WHAT THE TASK REQUIRES ▸
Take each line containing "more" and report it exactly as written.

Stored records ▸

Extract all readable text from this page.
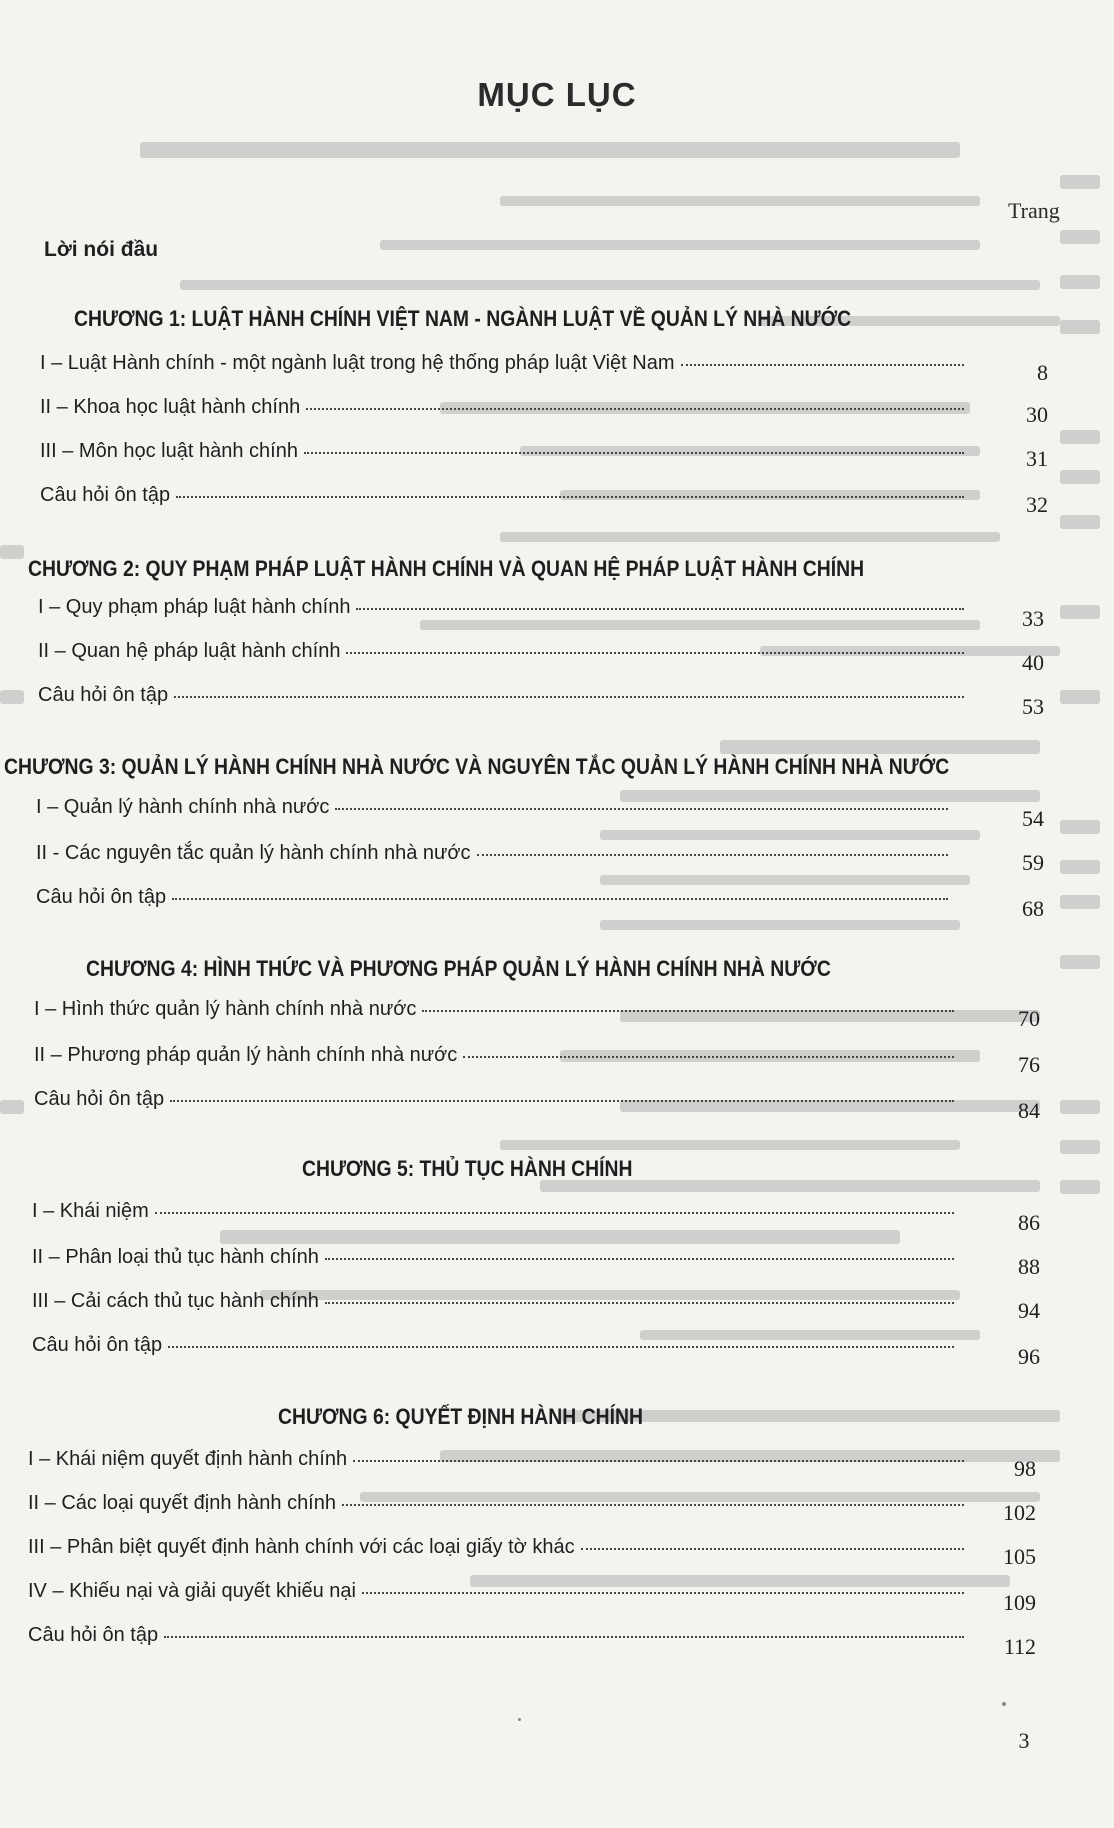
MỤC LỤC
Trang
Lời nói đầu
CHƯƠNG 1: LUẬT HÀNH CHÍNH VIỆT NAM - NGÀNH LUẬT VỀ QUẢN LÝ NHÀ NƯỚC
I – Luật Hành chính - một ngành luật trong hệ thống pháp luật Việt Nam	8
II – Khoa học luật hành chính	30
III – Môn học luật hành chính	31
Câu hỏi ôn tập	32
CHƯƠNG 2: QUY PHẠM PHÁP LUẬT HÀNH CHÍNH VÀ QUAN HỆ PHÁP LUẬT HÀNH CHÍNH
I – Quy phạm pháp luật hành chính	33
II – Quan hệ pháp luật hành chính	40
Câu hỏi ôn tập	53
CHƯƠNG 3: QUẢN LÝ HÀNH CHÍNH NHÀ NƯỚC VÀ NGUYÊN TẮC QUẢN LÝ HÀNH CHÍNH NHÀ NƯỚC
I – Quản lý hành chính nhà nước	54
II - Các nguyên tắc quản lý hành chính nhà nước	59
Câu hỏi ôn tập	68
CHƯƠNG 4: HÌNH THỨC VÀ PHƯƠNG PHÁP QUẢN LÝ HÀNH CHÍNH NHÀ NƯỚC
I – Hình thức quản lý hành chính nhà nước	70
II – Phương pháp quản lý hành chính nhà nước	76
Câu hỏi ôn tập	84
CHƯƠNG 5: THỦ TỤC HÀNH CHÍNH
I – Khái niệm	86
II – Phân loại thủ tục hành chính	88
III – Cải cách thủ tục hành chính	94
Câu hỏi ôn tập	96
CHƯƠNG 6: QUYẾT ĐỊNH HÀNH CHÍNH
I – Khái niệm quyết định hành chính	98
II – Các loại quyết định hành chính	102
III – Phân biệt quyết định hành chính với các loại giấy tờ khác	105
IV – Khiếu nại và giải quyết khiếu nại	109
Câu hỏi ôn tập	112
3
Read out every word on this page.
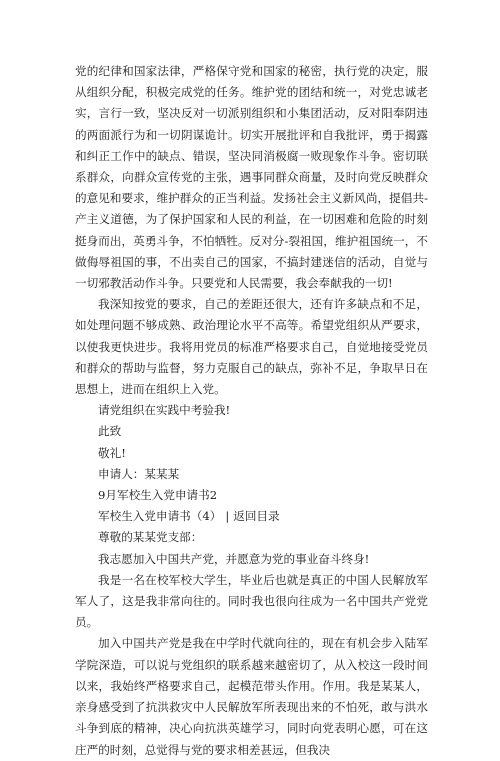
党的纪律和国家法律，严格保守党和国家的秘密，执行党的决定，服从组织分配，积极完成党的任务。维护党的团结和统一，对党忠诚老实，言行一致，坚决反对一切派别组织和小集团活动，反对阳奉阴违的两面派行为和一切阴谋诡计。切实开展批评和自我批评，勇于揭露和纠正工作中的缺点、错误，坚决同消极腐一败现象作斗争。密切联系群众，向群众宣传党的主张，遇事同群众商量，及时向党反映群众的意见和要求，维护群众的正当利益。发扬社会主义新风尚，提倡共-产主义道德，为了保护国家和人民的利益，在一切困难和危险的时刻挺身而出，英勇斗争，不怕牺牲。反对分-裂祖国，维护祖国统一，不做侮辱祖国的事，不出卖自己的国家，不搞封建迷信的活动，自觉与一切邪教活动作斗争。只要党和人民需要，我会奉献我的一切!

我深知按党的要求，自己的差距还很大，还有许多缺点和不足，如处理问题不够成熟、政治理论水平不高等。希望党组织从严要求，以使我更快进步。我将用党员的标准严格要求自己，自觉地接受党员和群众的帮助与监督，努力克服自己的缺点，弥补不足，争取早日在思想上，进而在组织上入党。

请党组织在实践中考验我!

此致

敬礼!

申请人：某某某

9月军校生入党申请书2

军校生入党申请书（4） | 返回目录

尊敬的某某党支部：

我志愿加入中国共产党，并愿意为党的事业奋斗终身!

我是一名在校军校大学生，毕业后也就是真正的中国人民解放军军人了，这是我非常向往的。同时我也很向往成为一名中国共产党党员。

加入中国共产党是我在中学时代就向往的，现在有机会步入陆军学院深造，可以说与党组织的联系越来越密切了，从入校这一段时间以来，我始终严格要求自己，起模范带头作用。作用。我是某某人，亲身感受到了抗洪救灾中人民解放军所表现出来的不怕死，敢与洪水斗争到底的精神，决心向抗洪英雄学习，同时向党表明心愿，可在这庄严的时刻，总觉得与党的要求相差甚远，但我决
* * *
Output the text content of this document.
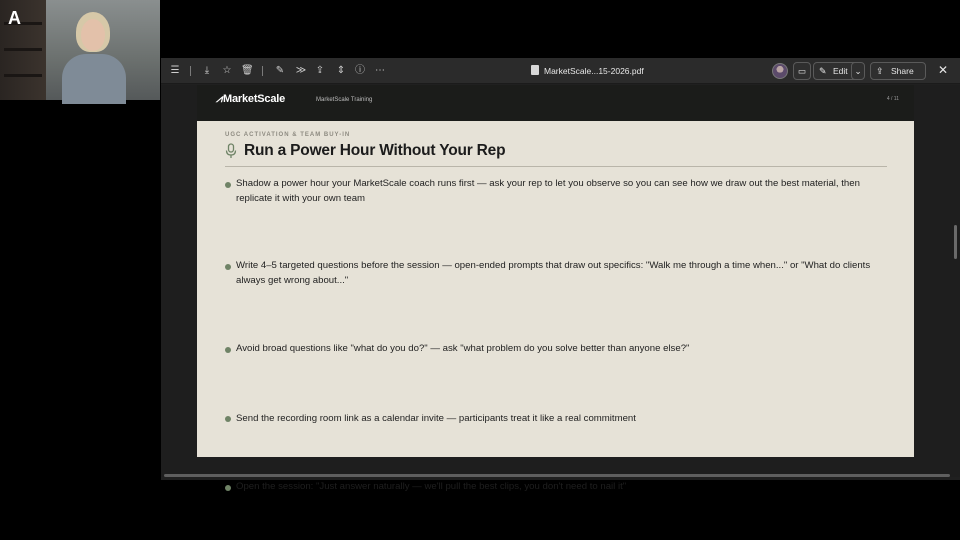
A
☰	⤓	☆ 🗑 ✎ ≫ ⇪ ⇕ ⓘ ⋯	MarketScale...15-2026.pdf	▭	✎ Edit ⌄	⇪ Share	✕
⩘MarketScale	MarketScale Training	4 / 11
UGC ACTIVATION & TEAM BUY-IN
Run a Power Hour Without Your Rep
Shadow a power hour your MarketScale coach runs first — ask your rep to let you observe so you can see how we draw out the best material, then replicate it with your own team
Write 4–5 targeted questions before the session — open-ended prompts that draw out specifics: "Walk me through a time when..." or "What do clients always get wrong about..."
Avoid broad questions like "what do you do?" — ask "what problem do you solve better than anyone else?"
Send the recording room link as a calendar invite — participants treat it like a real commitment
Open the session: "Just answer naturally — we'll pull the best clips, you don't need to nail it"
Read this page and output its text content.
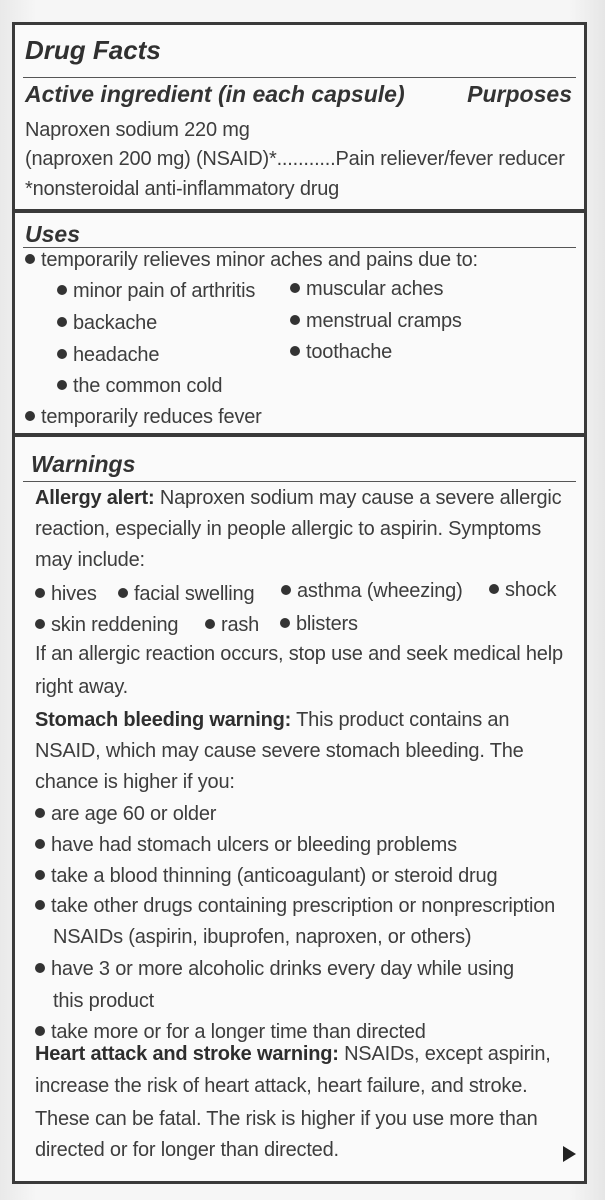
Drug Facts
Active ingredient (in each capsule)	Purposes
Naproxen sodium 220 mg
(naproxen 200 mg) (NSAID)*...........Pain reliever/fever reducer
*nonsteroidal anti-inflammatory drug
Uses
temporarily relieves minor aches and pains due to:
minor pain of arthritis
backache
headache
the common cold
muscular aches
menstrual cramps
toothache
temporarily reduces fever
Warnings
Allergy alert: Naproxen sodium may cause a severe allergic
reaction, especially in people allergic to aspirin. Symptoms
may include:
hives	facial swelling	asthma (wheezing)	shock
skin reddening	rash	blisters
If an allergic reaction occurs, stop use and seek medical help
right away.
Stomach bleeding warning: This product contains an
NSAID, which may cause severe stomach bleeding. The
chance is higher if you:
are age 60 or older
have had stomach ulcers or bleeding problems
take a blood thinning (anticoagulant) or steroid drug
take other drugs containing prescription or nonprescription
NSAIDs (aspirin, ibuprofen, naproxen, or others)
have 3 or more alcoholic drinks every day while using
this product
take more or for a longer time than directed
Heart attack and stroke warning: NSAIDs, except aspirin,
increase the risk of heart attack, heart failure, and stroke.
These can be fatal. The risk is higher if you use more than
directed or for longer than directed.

PROBLEM SOLUTION ▸
have 3 or more alcoholic drinks every day while using
take more or for a longer time than directed
These can be fatal. The risk is higher if you use more than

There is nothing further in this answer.